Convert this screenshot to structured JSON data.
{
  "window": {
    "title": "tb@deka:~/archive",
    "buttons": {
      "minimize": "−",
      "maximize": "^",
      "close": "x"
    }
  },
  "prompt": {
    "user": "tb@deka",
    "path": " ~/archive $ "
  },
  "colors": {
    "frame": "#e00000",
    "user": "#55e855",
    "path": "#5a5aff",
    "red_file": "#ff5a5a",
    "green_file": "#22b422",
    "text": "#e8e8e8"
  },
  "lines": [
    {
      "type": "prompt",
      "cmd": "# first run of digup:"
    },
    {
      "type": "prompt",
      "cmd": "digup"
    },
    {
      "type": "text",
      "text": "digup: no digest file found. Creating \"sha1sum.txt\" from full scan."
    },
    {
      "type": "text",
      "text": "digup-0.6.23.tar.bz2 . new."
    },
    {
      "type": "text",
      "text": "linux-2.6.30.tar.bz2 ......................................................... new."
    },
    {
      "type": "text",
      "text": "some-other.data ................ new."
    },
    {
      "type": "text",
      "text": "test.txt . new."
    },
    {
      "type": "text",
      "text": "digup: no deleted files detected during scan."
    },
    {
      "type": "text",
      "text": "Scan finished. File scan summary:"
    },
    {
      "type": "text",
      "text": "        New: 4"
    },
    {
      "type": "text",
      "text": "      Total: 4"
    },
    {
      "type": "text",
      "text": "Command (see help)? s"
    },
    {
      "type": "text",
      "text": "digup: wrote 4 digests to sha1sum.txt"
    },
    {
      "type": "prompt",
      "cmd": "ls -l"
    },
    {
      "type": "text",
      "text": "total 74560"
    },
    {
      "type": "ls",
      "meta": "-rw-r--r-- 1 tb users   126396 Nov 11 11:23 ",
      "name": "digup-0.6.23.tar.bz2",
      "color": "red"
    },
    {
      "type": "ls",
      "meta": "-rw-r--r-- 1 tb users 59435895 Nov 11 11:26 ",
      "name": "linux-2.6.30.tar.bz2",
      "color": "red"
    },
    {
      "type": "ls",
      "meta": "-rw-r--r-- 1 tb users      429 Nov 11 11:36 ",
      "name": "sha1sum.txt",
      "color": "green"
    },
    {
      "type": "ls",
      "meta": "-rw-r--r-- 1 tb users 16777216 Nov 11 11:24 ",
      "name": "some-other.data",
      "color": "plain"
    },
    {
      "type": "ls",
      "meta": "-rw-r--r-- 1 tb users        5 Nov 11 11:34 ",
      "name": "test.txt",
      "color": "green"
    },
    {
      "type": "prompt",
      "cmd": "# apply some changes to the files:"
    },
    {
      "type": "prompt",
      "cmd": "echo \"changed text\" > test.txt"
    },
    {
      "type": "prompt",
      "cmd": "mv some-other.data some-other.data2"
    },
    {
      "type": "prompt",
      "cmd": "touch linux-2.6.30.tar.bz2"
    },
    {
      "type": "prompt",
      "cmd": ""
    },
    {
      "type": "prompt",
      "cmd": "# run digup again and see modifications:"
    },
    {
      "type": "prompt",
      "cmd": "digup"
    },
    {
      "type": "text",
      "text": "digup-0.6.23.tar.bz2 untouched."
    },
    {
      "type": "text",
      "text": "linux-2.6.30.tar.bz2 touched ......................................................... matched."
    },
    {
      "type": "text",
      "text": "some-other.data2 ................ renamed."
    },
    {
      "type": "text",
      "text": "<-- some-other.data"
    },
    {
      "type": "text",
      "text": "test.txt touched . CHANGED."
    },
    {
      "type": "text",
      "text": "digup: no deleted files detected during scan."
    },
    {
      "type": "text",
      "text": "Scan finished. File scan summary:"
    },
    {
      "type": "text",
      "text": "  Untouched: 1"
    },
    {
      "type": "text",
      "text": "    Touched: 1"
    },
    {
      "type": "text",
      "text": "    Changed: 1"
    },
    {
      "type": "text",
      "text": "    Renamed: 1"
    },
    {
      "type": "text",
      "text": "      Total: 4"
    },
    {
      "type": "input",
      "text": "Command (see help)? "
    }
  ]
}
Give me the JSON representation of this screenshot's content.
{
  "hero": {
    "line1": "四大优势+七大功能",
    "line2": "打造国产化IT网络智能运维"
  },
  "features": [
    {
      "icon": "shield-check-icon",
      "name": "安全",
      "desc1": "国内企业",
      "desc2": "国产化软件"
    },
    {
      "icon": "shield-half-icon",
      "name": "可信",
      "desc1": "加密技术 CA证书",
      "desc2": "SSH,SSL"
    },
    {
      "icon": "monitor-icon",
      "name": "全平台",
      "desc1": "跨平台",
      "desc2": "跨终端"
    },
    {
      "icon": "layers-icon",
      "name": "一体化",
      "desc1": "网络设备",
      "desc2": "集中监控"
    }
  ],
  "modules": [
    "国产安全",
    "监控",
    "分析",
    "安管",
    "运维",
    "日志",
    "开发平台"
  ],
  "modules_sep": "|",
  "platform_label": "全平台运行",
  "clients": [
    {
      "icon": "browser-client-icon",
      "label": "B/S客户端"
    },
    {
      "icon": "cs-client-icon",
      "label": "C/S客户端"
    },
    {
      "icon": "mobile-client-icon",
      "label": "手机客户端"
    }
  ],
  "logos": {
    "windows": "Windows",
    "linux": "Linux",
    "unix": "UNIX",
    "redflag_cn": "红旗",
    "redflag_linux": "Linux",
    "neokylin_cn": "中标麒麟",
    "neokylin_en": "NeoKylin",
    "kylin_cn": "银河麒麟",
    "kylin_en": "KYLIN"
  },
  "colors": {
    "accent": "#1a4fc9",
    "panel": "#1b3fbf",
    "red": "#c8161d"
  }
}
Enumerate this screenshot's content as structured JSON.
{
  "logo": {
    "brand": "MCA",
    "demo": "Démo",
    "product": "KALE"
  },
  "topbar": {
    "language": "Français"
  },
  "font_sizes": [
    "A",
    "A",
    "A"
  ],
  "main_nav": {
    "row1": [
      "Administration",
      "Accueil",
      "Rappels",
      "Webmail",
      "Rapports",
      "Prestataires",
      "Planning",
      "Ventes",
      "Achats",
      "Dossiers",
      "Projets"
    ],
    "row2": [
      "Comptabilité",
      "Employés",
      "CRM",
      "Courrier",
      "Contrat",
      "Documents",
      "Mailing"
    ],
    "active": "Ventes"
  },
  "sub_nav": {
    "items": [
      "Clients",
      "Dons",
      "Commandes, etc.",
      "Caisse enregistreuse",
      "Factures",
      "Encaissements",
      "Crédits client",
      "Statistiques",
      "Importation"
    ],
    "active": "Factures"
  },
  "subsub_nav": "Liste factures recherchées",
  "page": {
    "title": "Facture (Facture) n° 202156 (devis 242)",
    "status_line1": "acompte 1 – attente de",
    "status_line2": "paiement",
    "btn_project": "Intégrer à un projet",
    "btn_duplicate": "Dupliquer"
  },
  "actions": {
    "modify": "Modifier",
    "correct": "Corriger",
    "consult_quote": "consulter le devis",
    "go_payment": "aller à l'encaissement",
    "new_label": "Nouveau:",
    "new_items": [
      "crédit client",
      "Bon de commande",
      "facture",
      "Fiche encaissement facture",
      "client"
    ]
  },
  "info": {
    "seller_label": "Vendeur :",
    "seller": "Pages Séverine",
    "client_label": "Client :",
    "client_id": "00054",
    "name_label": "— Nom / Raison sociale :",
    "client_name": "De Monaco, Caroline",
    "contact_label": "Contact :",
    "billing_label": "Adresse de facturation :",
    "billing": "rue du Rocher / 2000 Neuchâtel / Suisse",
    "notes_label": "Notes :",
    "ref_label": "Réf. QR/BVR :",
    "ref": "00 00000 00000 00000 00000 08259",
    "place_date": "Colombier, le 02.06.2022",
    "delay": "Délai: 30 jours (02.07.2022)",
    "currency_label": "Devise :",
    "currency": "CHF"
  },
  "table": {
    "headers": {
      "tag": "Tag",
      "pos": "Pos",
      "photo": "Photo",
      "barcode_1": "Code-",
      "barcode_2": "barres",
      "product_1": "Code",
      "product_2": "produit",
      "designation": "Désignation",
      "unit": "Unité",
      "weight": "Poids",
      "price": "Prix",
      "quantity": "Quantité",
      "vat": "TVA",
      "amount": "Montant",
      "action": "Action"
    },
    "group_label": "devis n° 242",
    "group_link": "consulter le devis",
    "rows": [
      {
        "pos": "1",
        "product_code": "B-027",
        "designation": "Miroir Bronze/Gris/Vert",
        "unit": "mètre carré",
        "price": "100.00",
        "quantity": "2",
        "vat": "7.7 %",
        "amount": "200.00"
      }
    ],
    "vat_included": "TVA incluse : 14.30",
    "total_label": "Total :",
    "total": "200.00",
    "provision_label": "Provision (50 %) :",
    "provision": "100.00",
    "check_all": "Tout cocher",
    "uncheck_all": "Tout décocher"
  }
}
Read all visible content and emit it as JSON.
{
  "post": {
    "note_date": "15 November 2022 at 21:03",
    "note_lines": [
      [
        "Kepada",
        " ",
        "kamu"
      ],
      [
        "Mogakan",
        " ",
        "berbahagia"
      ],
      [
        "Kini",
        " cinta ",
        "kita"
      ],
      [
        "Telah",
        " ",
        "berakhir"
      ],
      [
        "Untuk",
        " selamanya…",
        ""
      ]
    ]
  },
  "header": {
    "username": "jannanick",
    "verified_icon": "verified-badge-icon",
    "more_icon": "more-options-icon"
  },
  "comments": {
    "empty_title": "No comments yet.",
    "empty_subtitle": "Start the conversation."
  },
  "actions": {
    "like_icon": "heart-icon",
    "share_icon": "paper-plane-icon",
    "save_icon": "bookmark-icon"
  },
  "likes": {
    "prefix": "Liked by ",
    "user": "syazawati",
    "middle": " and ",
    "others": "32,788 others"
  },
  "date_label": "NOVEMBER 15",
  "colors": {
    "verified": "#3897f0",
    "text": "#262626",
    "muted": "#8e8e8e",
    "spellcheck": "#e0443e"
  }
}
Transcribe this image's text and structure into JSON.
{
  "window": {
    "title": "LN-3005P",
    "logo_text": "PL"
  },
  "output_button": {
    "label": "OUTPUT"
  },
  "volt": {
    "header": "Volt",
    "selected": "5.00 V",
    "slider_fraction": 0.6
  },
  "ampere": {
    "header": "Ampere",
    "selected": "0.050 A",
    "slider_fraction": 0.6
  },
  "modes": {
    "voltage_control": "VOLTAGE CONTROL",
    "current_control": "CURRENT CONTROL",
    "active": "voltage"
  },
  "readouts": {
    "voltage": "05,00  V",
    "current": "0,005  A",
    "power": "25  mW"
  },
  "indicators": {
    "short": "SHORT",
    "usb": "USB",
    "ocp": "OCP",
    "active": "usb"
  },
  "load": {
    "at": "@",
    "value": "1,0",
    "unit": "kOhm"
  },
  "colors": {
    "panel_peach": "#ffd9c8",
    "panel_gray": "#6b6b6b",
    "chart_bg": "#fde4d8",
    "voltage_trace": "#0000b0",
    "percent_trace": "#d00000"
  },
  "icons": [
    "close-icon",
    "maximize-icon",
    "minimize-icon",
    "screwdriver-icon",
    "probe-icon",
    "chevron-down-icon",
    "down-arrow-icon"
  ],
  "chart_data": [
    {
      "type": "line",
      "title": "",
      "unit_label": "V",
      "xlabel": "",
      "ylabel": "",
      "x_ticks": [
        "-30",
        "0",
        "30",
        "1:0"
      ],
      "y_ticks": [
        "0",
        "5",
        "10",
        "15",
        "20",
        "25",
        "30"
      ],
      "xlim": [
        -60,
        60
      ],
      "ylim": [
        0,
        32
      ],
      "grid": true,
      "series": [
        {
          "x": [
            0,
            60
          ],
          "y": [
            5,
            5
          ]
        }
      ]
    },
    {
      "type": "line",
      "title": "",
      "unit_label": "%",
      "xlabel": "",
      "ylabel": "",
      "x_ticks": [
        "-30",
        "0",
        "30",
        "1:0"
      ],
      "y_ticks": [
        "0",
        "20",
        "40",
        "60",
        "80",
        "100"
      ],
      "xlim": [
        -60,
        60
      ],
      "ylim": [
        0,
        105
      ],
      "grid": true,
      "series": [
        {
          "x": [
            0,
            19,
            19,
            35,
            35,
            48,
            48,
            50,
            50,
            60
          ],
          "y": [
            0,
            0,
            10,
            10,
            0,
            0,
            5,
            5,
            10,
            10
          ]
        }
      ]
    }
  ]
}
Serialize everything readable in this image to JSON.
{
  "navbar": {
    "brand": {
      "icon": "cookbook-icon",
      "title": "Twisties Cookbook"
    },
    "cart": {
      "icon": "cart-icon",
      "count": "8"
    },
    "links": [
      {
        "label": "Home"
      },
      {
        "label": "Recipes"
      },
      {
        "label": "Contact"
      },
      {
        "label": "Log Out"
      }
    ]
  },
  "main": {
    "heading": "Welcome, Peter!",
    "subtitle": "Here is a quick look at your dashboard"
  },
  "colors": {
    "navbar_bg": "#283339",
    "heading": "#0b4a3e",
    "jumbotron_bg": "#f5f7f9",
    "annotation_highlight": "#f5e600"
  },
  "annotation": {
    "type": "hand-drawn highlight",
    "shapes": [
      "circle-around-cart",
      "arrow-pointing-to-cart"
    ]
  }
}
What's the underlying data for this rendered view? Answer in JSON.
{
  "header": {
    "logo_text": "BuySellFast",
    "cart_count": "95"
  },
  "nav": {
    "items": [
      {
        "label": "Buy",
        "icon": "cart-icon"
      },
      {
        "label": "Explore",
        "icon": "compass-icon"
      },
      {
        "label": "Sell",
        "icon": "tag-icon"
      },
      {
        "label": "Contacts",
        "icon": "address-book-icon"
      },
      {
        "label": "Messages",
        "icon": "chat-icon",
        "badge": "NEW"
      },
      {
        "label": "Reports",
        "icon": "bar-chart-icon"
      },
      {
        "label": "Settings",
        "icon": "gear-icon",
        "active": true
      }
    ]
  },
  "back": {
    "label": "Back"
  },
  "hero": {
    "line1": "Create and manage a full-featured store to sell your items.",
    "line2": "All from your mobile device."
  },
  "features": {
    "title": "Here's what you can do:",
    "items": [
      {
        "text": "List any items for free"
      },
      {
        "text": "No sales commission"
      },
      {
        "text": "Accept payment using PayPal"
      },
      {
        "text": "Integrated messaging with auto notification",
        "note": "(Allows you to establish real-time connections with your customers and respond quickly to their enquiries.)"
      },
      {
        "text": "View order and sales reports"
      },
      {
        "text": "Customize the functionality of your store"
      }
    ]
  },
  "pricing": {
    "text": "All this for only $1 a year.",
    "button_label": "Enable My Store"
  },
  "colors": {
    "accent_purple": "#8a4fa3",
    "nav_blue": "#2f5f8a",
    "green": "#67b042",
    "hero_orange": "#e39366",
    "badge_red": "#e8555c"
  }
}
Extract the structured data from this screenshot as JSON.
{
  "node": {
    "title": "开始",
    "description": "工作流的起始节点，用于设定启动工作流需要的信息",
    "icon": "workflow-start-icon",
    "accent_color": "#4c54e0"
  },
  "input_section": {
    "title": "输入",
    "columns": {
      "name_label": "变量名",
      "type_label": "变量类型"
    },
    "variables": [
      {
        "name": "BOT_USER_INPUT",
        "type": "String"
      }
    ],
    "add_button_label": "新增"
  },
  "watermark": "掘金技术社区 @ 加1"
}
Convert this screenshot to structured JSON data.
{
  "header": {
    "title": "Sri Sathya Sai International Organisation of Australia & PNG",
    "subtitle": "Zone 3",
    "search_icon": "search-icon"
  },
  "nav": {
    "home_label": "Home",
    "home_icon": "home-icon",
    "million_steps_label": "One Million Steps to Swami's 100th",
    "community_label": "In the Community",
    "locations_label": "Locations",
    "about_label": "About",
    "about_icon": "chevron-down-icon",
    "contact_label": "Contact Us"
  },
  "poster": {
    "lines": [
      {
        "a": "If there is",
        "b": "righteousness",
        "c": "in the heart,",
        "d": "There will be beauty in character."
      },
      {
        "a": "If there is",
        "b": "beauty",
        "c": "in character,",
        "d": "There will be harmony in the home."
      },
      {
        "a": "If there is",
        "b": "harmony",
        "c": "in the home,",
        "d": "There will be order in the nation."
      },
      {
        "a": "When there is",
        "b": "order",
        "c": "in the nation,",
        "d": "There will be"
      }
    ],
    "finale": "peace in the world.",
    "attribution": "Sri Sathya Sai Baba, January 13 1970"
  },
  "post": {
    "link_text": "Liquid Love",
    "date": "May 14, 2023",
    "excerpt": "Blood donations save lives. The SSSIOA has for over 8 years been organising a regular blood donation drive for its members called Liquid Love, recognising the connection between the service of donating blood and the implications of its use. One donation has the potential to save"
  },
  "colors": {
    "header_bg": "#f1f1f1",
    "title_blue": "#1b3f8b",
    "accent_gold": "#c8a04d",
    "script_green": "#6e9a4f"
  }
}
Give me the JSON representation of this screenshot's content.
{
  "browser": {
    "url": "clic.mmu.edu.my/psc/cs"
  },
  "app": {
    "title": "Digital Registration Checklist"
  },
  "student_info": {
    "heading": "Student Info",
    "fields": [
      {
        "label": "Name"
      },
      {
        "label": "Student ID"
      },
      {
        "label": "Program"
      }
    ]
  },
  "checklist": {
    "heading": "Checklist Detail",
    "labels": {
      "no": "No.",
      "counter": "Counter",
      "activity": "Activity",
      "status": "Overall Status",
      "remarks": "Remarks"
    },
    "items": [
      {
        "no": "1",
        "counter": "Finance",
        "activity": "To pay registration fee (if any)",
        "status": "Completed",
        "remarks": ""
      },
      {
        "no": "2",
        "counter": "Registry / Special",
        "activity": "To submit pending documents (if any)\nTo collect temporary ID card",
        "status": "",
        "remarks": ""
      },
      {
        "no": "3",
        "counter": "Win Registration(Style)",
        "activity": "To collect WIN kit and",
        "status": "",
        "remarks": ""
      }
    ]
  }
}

Given problem: Copy every line of the records above that holds the word "full".

Exercise result:
      "text": "digup: no digest file found. Creating \"sha1sum.txt\" from full scan."
    "line1": "Create and manage a full-featured store to sell your items.",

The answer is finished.